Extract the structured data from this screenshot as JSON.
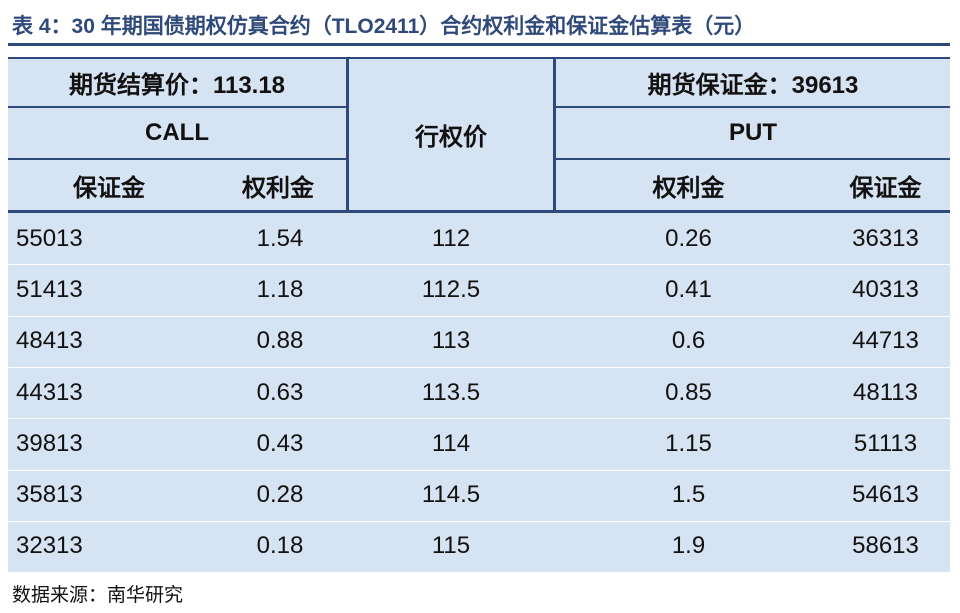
{
  "title": "表 4：30 年期国债期权仿真合约（TLO2411）合约权利金和保证金估算表（元）",
  "table": {
    "header": {
      "futures_price": "期货结算价：113.18",
      "futures_margin": "期货保证金：39613",
      "call": "CALL",
      "strike": "行权价",
      "put": "PUT",
      "call_columns": [
        "保证金",
        "权利金"
      ],
      "put_columns": [
        "权利金",
        "保证金"
      ]
    },
    "rows": [
      [
        "55013",
        "1.54",
        "112",
        "0.26",
        "36313"
      ],
      [
        "51413",
        "1.18",
        "112.5",
        "0.41",
        "40313"
      ],
      [
        "48413",
        "0.88",
        "113",
        "0.6",
        "44713"
      ],
      [
        "44313",
        "0.63",
        "113.5",
        "0.85",
        "48113"
      ],
      [
        "39813",
        "0.43",
        "114",
        "1.15",
        "51113"
      ],
      [
        "35813",
        "0.28",
        "114.5",
        "1.5",
        "54613"
      ],
      [
        "32313",
        "0.18",
        "115",
        "1.9",
        "58613"
      ]
    ]
  },
  "source": "数据来源：南华研究"
}
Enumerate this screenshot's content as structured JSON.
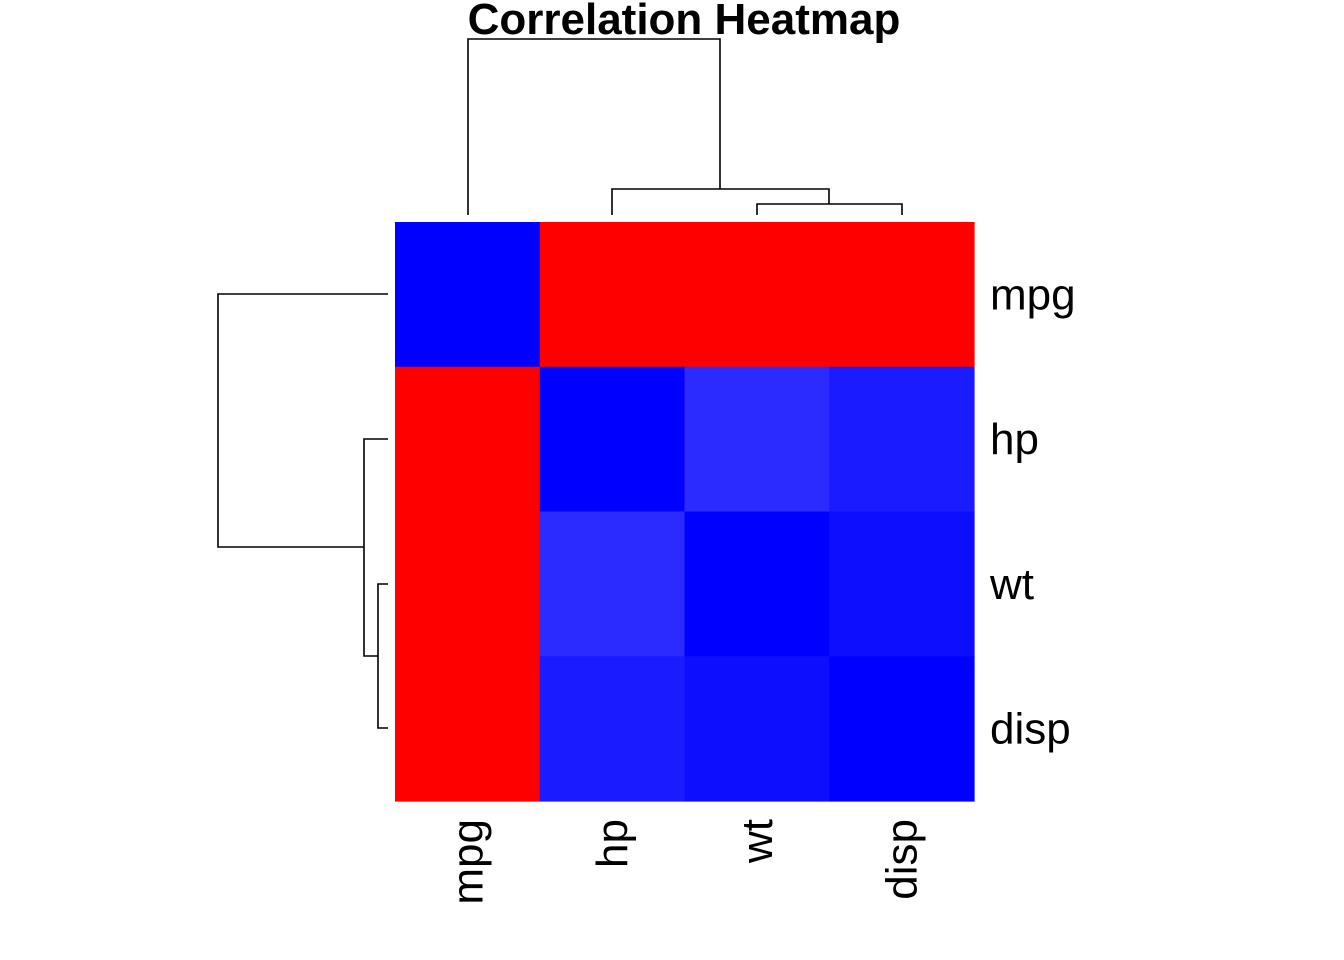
{
  "chart_data": {
    "type": "heatmap",
    "title": "Correlation Heatmap",
    "row_labels": [
      "mpg",
      "hp",
      "wt",
      "disp"
    ],
    "col_labels": [
      "mpg",
      "hp",
      "wt",
      "disp"
    ],
    "values": [
      [
        1.0,
        -0.78,
        -0.87,
        -0.85
      ],
      [
        -0.78,
        1.0,
        0.66,
        0.79
      ],
      [
        -0.87,
        0.66,
        1.0,
        0.89
      ],
      [
        -0.85,
        0.79,
        0.89,
        1.0
      ]
    ],
    "color_scale": {
      "low": "#FF0000",
      "high": "#0000FF"
    },
    "row_dendrogram": {
      "merges": [
        [
          "wt",
          "disp"
        ],
        [
          "hp",
          [
            "wt",
            "disp"
          ]
        ],
        [
          "mpg",
          [
            "hp",
            [
              "wt",
              "disp"
            ]
          ]
        ]
      ]
    },
    "col_dendrogram": {
      "merges": [
        [
          "wt",
          "disp"
        ],
        [
          "hp",
          [
            "wt",
            "disp"
          ]
        ],
        [
          "mpg",
          [
            "hp",
            [
              "wt",
              "disp"
            ]
          ]
        ]
      ]
    }
  }
}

****************************************

• _EXERCISE GOAL_: Copy the listing exactly. Any image in it stays out of the copy.

• _OUTPUT OF THE EXERCISE_:
Extract the structured data from this screenshot as JSON.
{
  "title": "表 4：30 年期国债期权仿真合约（TLO2411）合约权利金和保证金估算表（元）",
  "table": {
    "header": {
      "futures_price": "期货结算价：113.18",
      "futures_margin": "期货保证金：39613",
      "call": "CALL",
      "strike": "行权价",
      "put": "PUT",
      "call_columns": [
        "保证金",
        "权利金"
      ],
      "put_columns": [
        "权利金",
        "保证金"
      ]
    },
    "rows": [
      [
        "55013",
        "1.54",
        "112",
        "0.26",
        "36313"
      ],
      [
        "51413",
        "1.18",
        "112.5",
        "0.41",
        "40313"
      ],
      [
        "48413",
        "0.88",
        "113",
        "0.6",
        "44713"
      ],
      [
        "44313",
        "0.63",
        "113.5",
        "0.85",
        "48113"
      ],
      [
        "39813",
        "0.43",
        "114",
        "1.15",
        "51113"
      ],
      [
        "35813",
        "0.28",
        "114.5",
        "1.5",
        "54613"
      ],
      [
        "32313",
        "0.18",
        "115",
        "1.9",
        "58613"
      ]
    ]
  },
  "source": "数据来源：南华研究"
}
Enumerate this screenshot's content as structured JSON.
{
  "chart_data": {
    "type": "heatmap",
    "title": "Correlation Heatmap",
    "row_labels": [
      "mpg",
      "hp",
      "wt",
      "disp"
    ],
    "col_labels": [
      "mpg",
      "hp",
      "wt",
      "disp"
    ],
    "values": [
      [
        1.0,
        -0.78,
        -0.87,
        -0.85
      ],
      [
        -0.78,
        1.0,
        0.66,
        0.79
      ],
      [
        -0.87,
        0.66,
        1.0,
        0.89
      ],
      [
        -0.85,
        0.79,
        0.89,
        1.0
      ]
    ],
    "color_scale": {
      "low": "#FF0000",
      "high": "#0000FF"
    },
    "row_dendrogram": {
      "merges": [
        [
          "wt",
          "disp"
        ],
        [
          "hp",
          [
            "wt",
            "disp"
          ]
        ],
        [
          "mpg",
          [
            "hp",
            [
              "wt",
              "disp"
            ]
          ]
        ]
      ]
    },
    "col_dendrogram": {
      "merges": [
        [
          "wt",
          "disp"
        ],
        [
          "hp",
          [
            "wt",
            "disp"
          ]
        ],
        [
          "mpg",
          [
            "hp",
            [
              "wt",
              "disp"
            ]
          ]
        ]
      ]
    }
  }
}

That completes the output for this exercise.